### Input rows
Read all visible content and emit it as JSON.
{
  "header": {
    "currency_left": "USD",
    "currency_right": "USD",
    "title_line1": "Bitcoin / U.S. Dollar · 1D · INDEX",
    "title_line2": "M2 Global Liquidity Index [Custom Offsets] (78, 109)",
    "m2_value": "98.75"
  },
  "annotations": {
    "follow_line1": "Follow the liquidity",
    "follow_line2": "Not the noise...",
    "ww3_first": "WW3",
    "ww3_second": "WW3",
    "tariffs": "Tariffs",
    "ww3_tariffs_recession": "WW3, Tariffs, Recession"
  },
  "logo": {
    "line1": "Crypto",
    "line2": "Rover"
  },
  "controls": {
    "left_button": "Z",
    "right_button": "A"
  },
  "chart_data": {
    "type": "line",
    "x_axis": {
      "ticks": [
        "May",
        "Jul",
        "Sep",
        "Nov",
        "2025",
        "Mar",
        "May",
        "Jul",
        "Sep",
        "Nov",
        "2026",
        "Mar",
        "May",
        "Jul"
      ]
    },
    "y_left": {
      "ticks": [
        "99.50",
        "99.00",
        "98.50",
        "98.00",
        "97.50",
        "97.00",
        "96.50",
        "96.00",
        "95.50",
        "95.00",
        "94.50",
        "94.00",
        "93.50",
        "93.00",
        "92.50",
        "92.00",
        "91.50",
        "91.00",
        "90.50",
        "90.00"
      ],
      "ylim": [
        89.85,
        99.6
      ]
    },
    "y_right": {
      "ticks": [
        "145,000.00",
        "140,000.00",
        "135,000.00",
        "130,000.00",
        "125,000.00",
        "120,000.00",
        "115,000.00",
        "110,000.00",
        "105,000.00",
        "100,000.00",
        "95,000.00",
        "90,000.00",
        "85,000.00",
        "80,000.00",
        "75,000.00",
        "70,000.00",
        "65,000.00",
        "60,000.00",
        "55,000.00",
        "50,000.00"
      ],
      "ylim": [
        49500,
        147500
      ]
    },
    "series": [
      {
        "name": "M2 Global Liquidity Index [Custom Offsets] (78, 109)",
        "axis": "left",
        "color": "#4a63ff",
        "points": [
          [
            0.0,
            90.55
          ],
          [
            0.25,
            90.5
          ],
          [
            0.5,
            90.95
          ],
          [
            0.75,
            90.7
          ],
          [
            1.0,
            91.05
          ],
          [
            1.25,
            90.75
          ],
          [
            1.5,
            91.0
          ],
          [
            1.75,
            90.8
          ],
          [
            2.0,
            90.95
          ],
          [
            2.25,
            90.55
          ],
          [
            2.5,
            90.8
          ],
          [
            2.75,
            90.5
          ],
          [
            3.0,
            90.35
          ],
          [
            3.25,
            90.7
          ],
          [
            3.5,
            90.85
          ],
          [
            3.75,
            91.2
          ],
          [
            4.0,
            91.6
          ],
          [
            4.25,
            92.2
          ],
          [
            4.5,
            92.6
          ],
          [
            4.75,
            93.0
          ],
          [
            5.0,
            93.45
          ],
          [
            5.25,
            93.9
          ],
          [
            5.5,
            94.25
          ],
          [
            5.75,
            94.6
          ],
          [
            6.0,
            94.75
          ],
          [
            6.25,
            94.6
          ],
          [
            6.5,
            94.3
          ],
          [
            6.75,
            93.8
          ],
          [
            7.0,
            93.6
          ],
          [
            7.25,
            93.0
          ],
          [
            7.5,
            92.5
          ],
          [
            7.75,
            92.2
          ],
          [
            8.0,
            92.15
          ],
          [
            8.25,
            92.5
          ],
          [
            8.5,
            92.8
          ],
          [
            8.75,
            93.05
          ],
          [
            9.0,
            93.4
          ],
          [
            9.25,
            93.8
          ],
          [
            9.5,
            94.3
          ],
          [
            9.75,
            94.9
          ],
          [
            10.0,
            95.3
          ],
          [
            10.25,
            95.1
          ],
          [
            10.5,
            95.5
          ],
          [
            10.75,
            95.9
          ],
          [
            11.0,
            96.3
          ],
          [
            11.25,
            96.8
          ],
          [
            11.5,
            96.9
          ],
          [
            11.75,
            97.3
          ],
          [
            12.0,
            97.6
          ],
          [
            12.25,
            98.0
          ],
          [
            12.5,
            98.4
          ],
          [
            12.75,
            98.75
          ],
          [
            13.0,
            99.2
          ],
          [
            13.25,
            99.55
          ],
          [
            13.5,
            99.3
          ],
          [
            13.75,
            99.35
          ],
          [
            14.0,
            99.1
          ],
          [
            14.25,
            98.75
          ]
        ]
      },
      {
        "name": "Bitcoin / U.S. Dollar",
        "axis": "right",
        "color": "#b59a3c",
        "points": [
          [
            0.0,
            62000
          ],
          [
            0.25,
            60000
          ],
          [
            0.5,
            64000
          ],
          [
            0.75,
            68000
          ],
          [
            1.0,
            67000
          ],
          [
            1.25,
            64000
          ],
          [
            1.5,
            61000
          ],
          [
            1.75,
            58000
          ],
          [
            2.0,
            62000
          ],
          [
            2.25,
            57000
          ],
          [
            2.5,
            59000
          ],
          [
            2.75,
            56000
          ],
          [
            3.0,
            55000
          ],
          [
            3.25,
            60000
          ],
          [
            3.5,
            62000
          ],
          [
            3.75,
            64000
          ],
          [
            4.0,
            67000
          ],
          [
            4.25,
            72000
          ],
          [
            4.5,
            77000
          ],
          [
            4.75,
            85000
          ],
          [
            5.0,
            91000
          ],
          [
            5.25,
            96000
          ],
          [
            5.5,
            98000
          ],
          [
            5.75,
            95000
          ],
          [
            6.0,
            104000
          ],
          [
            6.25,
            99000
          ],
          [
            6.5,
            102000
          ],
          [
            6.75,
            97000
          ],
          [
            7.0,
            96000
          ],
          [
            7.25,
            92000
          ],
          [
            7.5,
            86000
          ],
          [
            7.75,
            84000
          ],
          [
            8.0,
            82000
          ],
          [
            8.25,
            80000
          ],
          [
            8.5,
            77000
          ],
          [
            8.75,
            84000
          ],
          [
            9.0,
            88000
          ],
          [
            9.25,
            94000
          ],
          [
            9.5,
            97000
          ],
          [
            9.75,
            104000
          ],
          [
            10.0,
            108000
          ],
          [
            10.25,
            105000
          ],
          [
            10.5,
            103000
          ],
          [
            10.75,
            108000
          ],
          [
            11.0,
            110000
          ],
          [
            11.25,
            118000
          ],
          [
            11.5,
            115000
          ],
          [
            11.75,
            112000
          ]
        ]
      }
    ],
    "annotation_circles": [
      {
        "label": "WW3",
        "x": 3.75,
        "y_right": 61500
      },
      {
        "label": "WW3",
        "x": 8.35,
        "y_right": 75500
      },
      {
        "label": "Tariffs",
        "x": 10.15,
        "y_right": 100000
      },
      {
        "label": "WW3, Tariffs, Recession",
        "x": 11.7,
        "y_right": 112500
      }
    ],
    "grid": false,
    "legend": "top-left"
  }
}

### Directions
Copy every line of the listing that contains the word "Offsets".

### Response
    "title_line2": "M2 Global Liquidity Index [Custom Offsets] (78, 109)",
        "name": "M2 Global Liquidity Index [Custom Offsets] (78, 109)",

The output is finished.